---------- Provided information

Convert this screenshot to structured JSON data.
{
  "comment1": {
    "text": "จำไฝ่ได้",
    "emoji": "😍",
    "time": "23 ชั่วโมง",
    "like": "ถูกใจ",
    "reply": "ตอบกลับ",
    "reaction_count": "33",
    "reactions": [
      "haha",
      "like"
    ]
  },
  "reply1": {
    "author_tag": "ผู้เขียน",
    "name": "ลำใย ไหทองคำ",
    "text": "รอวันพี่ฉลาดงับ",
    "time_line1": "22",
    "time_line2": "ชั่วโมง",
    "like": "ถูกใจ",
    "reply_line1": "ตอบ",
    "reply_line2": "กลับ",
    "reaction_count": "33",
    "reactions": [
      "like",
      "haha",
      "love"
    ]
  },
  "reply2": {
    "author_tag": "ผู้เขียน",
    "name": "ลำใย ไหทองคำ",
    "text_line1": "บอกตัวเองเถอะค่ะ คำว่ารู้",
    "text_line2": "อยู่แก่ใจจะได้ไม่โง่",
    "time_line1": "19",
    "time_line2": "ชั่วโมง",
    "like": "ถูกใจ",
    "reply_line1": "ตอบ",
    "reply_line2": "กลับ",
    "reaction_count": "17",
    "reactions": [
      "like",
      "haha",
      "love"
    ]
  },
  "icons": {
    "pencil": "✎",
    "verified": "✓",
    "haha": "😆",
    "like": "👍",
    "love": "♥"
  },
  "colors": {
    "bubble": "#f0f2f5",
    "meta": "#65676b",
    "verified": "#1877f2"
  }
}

--------------------

• Written problem
Reproduce the data in full, exactly as presented.

• Correct response
Convert this screenshot to structured JSON data.
{
  "comment1": {
    "text": "จำไฝ่ได้",
    "emoji": "😍",
    "time": "23 ชั่วโมง",
    "like": "ถูกใจ",
    "reply": "ตอบกลับ",
    "reaction_count": "33",
    "reactions": [
      "haha",
      "like"
    ]
  },
  "reply1": {
    "author_tag": "ผู้เขียน",
    "name": "ลำใย ไหทองคำ",
    "text": "รอวันพี่ฉลาดงับ",
    "time_line1": "22",
    "time_line2": "ชั่วโมง",
    "like": "ถูกใจ",
    "reply_line1": "ตอบ",
    "reply_line2": "กลับ",
    "reaction_count": "33",
    "reactions": [
      "like",
      "haha",
      "love"
    ]
  },
  "reply2": {
    "author_tag": "ผู้เขียน",
    "name": "ลำใย ไหทองคำ",
    "text_line1": "บอกตัวเองเถอะค่ะ คำว่ารู้",
    "text_line2": "อยู่แก่ใจจะได้ไม่โง่",
    "time_line1": "19",
    "time_line2": "ชั่วโมง",
    "like": "ถูกใจ",
    "reply_line1": "ตอบ",
    "reply_line2": "กลับ",
    "reaction_count": "17",
    "reactions": [
      "like",
      "haha",
      "love"
    ]
  },
  "icons": {
    "pencil": "✎",
    "verified": "✓",
    "haha": "😆",
    "like": "👍",
    "love": "♥"
  },
  "colors": {
    "bubble": "#f0f2f5",
    "meta": "#65676b",
    "verified": "#1877f2"
  }
}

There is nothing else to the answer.